**PROMPT:**
Can you turn everything from the start of the material down to the line containing "Failure Strength $\sigma_c$: Unconfined" into a numbered list, with blank lines left out and nothing past that line?

**ENTRIES PROVIDED:**
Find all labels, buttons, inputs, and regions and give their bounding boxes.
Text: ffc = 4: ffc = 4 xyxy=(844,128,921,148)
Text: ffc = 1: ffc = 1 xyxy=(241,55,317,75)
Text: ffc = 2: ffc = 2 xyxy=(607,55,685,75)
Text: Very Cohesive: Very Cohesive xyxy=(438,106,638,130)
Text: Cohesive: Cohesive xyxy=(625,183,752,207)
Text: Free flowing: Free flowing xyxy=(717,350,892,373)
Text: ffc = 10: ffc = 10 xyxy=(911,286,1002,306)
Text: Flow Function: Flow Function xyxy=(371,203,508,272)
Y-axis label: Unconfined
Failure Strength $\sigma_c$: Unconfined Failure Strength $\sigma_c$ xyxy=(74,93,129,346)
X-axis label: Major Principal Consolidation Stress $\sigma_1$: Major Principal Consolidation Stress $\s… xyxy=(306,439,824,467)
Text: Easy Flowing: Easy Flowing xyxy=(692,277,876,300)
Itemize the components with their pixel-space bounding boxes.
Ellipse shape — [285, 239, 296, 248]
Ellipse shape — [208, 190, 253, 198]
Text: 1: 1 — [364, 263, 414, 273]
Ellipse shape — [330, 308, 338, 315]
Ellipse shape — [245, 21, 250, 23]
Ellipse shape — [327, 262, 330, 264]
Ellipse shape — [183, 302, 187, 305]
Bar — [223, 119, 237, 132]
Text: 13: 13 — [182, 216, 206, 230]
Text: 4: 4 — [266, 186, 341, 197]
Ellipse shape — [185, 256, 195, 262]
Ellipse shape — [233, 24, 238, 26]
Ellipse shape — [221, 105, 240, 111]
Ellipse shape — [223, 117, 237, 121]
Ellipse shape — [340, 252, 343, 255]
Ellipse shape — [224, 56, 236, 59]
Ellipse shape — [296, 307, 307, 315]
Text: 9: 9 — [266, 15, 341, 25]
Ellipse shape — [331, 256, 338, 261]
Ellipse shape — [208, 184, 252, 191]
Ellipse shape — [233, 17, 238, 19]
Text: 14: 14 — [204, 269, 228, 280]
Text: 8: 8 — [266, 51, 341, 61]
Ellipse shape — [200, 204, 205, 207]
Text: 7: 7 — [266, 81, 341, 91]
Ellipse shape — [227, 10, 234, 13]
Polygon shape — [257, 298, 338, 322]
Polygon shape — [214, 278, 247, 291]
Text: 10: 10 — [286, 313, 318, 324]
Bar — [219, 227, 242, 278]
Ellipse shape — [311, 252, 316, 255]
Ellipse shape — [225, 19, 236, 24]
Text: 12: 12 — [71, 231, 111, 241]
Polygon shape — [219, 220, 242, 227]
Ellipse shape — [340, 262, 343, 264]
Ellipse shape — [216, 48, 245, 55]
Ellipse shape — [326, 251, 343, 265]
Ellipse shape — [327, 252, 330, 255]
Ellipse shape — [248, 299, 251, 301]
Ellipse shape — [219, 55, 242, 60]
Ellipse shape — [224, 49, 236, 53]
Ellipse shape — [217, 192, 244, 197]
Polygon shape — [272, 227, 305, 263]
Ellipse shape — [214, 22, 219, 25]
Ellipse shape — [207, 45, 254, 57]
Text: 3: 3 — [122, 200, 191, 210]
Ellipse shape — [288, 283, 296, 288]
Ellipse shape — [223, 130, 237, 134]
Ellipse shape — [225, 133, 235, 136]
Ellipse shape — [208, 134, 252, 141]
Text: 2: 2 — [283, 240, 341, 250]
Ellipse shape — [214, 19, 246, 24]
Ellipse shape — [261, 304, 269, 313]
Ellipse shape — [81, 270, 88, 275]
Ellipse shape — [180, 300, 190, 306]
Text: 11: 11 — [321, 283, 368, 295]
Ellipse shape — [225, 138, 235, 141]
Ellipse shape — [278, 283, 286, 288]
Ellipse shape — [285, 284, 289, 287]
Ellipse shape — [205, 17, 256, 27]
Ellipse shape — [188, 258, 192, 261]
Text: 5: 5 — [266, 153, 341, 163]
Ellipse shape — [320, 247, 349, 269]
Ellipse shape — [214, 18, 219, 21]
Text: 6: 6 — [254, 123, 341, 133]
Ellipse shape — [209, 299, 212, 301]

**RESPONSE TO THIS EXERCISE:**
1. Find all labels, buttons, inputs, and regions and give their bounding boxes.
2. Text: ffc = 4: ffc = 4 xyxy=(844,128,921,148)
3. Text: ffc = 1: ffc = 1 xyxy=(241,55,317,75)
4. Text: ffc = 2: ffc = 2 xyxy=(607,55,685,75)
5. Text: Very Cohesive: Very Cohesive xyxy=(438,106,638,130)
6. Text: Cohesive: Cohesive xyxy=(625,183,752,207)
7. Text: Free flowing: Free flowing xyxy=(717,350,892,373)
8. Text: ffc = 10: ffc = 10 xyxy=(911,286,1002,306)
9. Text: Flow Function: Flow Function xyxy=(371,203,508,272)
10. Y-axis label: Unconfined
11. Failure Strength $\sigma_c$: Unconfined Failure Strength $\sigma_c$ xyxy=(74,93,129,346)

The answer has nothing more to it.